Your goal
Pick out and copy every line below that has the word "função".

Data records
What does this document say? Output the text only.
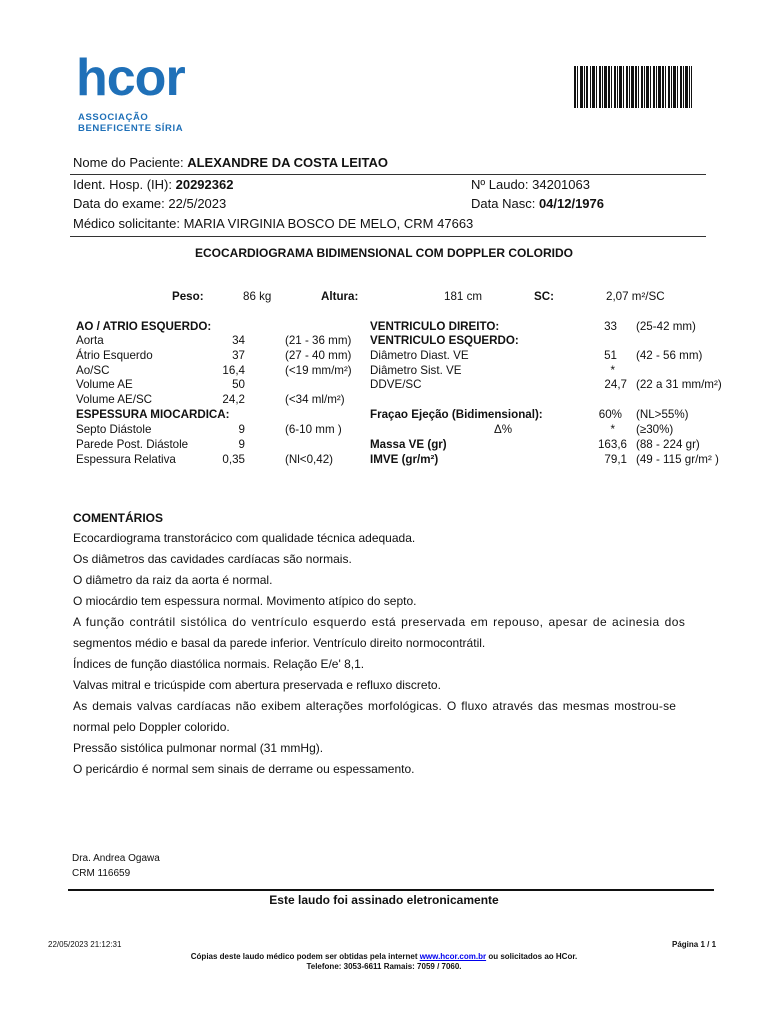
hcor
ASSOCIAÇÃO
BENEFICENTE SÍRIA
Nome do Paciente: ALEXANDRE DA COSTA LEITAO
Ident. Hosp. (IH): 20292362	Nº Laudo: 34201063
Data do exame: 22/5/2023	Data Nasc: 04/12/1976
Médico solicitante: MARIA VIRGINIA BOSCO DE MELO, CRM 47663
ECOCARDIOGRAMA BIDIMENSIONAL COM DOPPLER COLORIDO
Peso:	86 kg	Altura:	181 cm	SC:	2,07 m²/SC
AO / ATRIO ESQUERDO:
Aorta	34	(21 - 36 mm)
Átrio Esquerdo	37	(27 - 40 mm)
Ao/SC	16,4	(<19 mm/m²)
Volume AE	50
Volume AE/SC	24,2	(<34 ml/m²)
ESPESSURA MIOCARDICA:
Septo Diástole	9	(6-10 mm )
Parede Post. Diástole	9
Espessura Relativa	0,35	(Nl<0,42)
VENTRICULO DIREITO:	33 (25-42 mm)
VENTRICULO ESQUERDO:
Diâmetro Diast. VE	51 (42 - 56 mm)
Diâmetro Sist. VE	*
DDVE/SC	24,7 (22 a 31 mm/m²)
Fraçao Ejeção (Bidimensional):	60% (NL>55%)
Δ%	* (≥30%)
Massa VE (gr)	163,6 (88 - 224 gr)
IMVE (gr/m²)	79,1 (49 - 115 gr/m² )
COMENTÁRIOS
Ecocardiograma transtorácico com qualidade técnica adequada.
Os diâmetros das cavidades cardíacas são normais.
O diâmetro da raiz da aorta é normal.
O miocárdio tem espessura normal. Movimento atípico do septo.
A função contrátil sistólica do ventrículo esquerdo está preservada em repouso, apesar de acinesia dos
segmentos médio e basal da parede inferior. Ventrículo direito normocontrátil.
Índices de função diastólica normais. Relação E/e' 8,1.
Valvas mitral e tricúspide com abertura preservada e refluxo discreto.
As demais valvas cardíacas não exibem alterações morfológicas. O fluxo através das mesmas mostrou-se
normal pelo Doppler colorido.
Pressão sistólica pulmonar normal (31 mmHg).
O pericárdio é normal sem sinais de derrame ou espessamento.
Dra. Andrea Ogawa
CRM 116659
Este laudo foi assinado eletronicamente
22/05/2023 21:12:31	Página 1 / 1
Cópias deste laudo médico podem ser obtidas pela internet www.hcor.com.br ou solicitados ao HCor.
Telefone: 3053-6611 Ramais: 7059 / 7060.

Task output
A função contrátil sistólica do ventrículo esquerdo está preservada em repouso, apesar de acinesia dos
Índices de função diastólica normais. Relação E/e' 8,1.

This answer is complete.